▶ [Your goal] Copy all the data exactly, except the pictures.

▶ [Information supplied]

━━━━━━━━━━━━━━━━━━━━

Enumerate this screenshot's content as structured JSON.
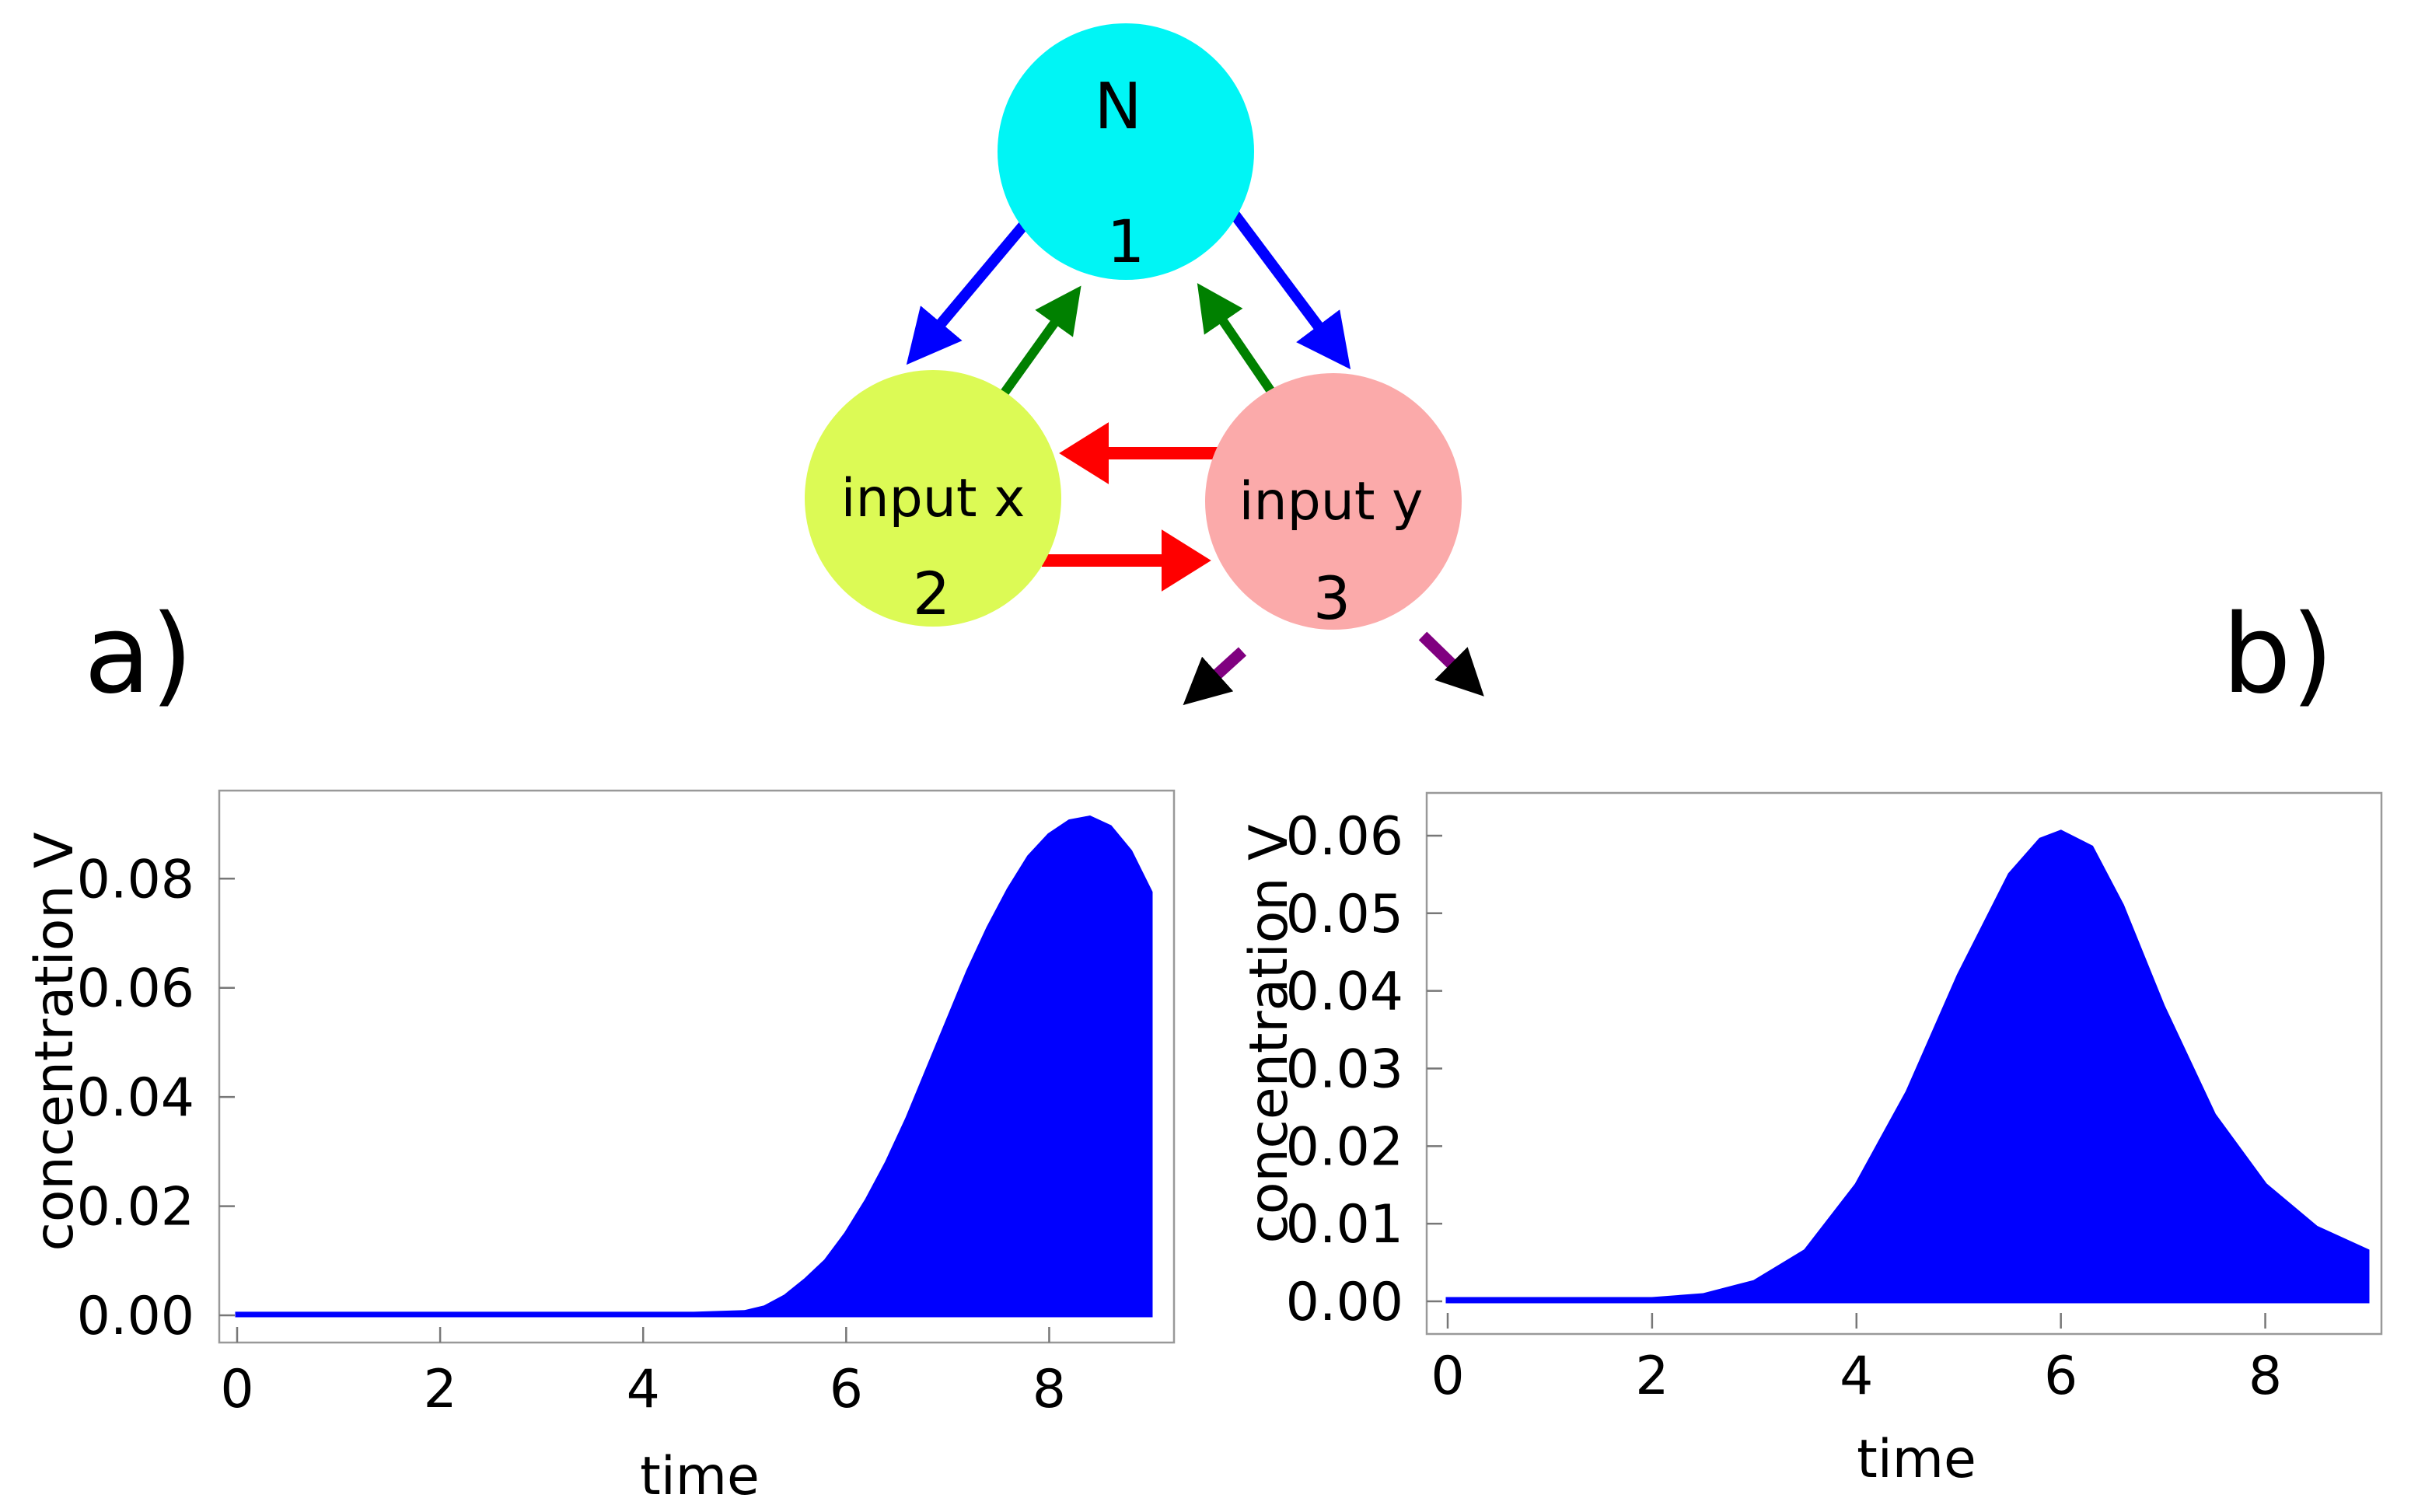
{
  "diagram": {
    "nodes": [
      {
        "id": "N",
        "label": "N",
        "number": "1",
        "color": "#00f5f5"
      },
      {
        "id": "x",
        "label": "input x",
        "number": "2",
        "color": "#dcfa55"
      },
      {
        "id": "y",
        "label": "input y",
        "number": "3",
        "color": "#fbaaaa"
      }
    ],
    "edges": [
      {
        "from": "N",
        "to": "x",
        "color": "#0000ff"
      },
      {
        "from": "N",
        "to": "y",
        "color": "#0000ff"
      },
      {
        "from": "x",
        "to": "N",
        "color": "#008000"
      },
      {
        "from": "y",
        "to": "N",
        "color": "#008000"
      },
      {
        "from": "y",
        "to": "x",
        "color": "#ff0000"
      },
      {
        "from": "x",
        "to": "y",
        "color": "#ff0000"
      }
    ],
    "pointer_color": "#800080"
  },
  "panels": {
    "a": {
      "label": "a)"
    },
    "b": {
      "label": "b)"
    }
  },
  "chart_data": [
    {
      "type": "area",
      "panel": "a)",
      "xlabel": "time",
      "ylabel": "concentration V",
      "xlim": [
        0,
        9
      ],
      "ylim": [
        0,
        0.092
      ],
      "xticks": [
        "0",
        "2",
        "4",
        "6",
        "8"
      ],
      "yticks": [
        "0.00",
        "0.02",
        "0.04",
        "0.06",
        "0.08"
      ],
      "color": "#0000ff",
      "x": [
        0,
        1,
        2,
        3,
        4,
        4.5,
        5.0,
        5.2,
        5.4,
        5.6,
        5.8,
        6.0,
        6.2,
        6.4,
        6.6,
        6.8,
        7.0,
        7.2,
        7.4,
        7.6,
        7.8,
        8.0,
        8.2,
        8.4,
        8.6,
        8.8,
        9.0
      ],
      "y": [
        0.0003,
        0.0003,
        0.0003,
        0.0003,
        0.0003,
        0.0003,
        0.0006,
        0.0015,
        0.0035,
        0.0065,
        0.01,
        0.015,
        0.021,
        0.028,
        0.036,
        0.045,
        0.054,
        0.063,
        0.071,
        0.078,
        0.084,
        0.088,
        0.0905,
        0.0912,
        0.0895,
        0.085,
        0.0775
      ]
    },
    {
      "type": "area",
      "panel": "b)",
      "xlabel": "time",
      "ylabel": "concentration V",
      "xlim": [
        0,
        9
      ],
      "ylim": [
        0,
        0.062
      ],
      "xticks": [
        "0",
        "2",
        "4",
        "6",
        "8"
      ],
      "yticks": [
        "0.00",
        "0.01",
        "0.02",
        "0.03",
        "0.04",
        "0.05",
        "0.06"
      ],
      "color": "#0000ff",
      "x": [
        0,
        1,
        2,
        2.5,
        3,
        3.5,
        4,
        4.5,
        5,
        5.5,
        5.8,
        6,
        6.3,
        6.6,
        7,
        7.5,
        8,
        8.5,
        9
      ],
      "y": [
        0.0003,
        0.0003,
        0.0003,
        0.0008,
        0.0025,
        0.0065,
        0.015,
        0.027,
        0.042,
        0.055,
        0.0595,
        0.0605,
        0.0585,
        0.051,
        0.038,
        0.024,
        0.015,
        0.0095,
        0.0065
      ]
    }
  ]
}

━━━━━━━━━━━━━━━━━━━━

▶ [Final result]
Enumerate this screenshot's content as structured JSON.
{
  "diagram": {
    "nodes": [
      {
        "id": "N",
        "label": "N",
        "number": "1",
        "color": "#00f5f5"
      },
      {
        "id": "x",
        "label": "input x",
        "number": "2",
        "color": "#dcfa55"
      },
      {
        "id": "y",
        "label": "input y",
        "number": "3",
        "color": "#fbaaaa"
      }
    ],
    "edges": [
      {
        "from": "N",
        "to": "x",
        "color": "#0000ff"
      },
      {
        "from": "N",
        "to": "y",
        "color": "#0000ff"
      },
      {
        "from": "x",
        "to": "N",
        "color": "#008000"
      },
      {
        "from": "y",
        "to": "N",
        "color": "#008000"
      },
      {
        "from": "y",
        "to": "x",
        "color": "#ff0000"
      },
      {
        "from": "x",
        "to": "y",
        "color": "#ff0000"
      }
    ],
    "pointer_color": "#800080"
  },
  "panels": {
    "a": {
      "label": "a)"
    },
    "b": {
      "label": "b)"
    }
  },
  "chart_data": [
    {
      "type": "area",
      "panel": "a)",
      "xlabel": "time",
      "ylabel": "concentration V",
      "xlim": [
        0,
        9
      ],
      "ylim": [
        0,
        0.092
      ],
      "xticks": [
        "0",
        "2",
        "4",
        "6",
        "8"
      ],
      "yticks": [
        "0.00",
        "0.02",
        "0.04",
        "0.06",
        "0.08"
      ],
      "color": "#0000ff",
      "x": [
        0,
        1,
        2,
        3,
        4,
        4.5,
        5.0,
        5.2,
        5.4,
        5.6,
        5.8,
        6.0,
        6.2,
        6.4,
        6.6,
        6.8,
        7.0,
        7.2,
        7.4,
        7.6,
        7.8,
        8.0,
        8.2,
        8.4,
        8.6,
        8.8,
        9.0
      ],
      "y": [
        0.0003,
        0.0003,
        0.0003,
        0.0003,
        0.0003,
        0.0003,
        0.0006,
        0.0015,
        0.0035,
        0.0065,
        0.01,
        0.015,
        0.021,
        0.028,
        0.036,
        0.045,
        0.054,
        0.063,
        0.071,
        0.078,
        0.084,
        0.088,
        0.0905,
        0.0912,
        0.0895,
        0.085,
        0.0775
      ]
    },
    {
      "type": "area",
      "panel": "b)",
      "xlabel": "time",
      "ylabel": "concentration V",
      "xlim": [
        0,
        9
      ],
      "ylim": [
        0,
        0.062
      ],
      "xticks": [
        "0",
        "2",
        "4",
        "6",
        "8"
      ],
      "yticks": [
        "0.00",
        "0.01",
        "0.02",
        "0.03",
        "0.04",
        "0.05",
        "0.06"
      ],
      "color": "#0000ff",
      "x": [
        0,
        1,
        2,
        2.5,
        3,
        3.5,
        4,
        4.5,
        5,
        5.5,
        5.8,
        6,
        6.3,
        6.6,
        7,
        7.5,
        8,
        8.5,
        9
      ],
      "y": [
        0.0003,
        0.0003,
        0.0003,
        0.0008,
        0.0025,
        0.0065,
        0.015,
        0.027,
        0.042,
        0.055,
        0.0595,
        0.0605,
        0.0585,
        0.051,
        0.038,
        0.024,
        0.015,
        0.0095,
        0.0065
      ]
    }
  ]
}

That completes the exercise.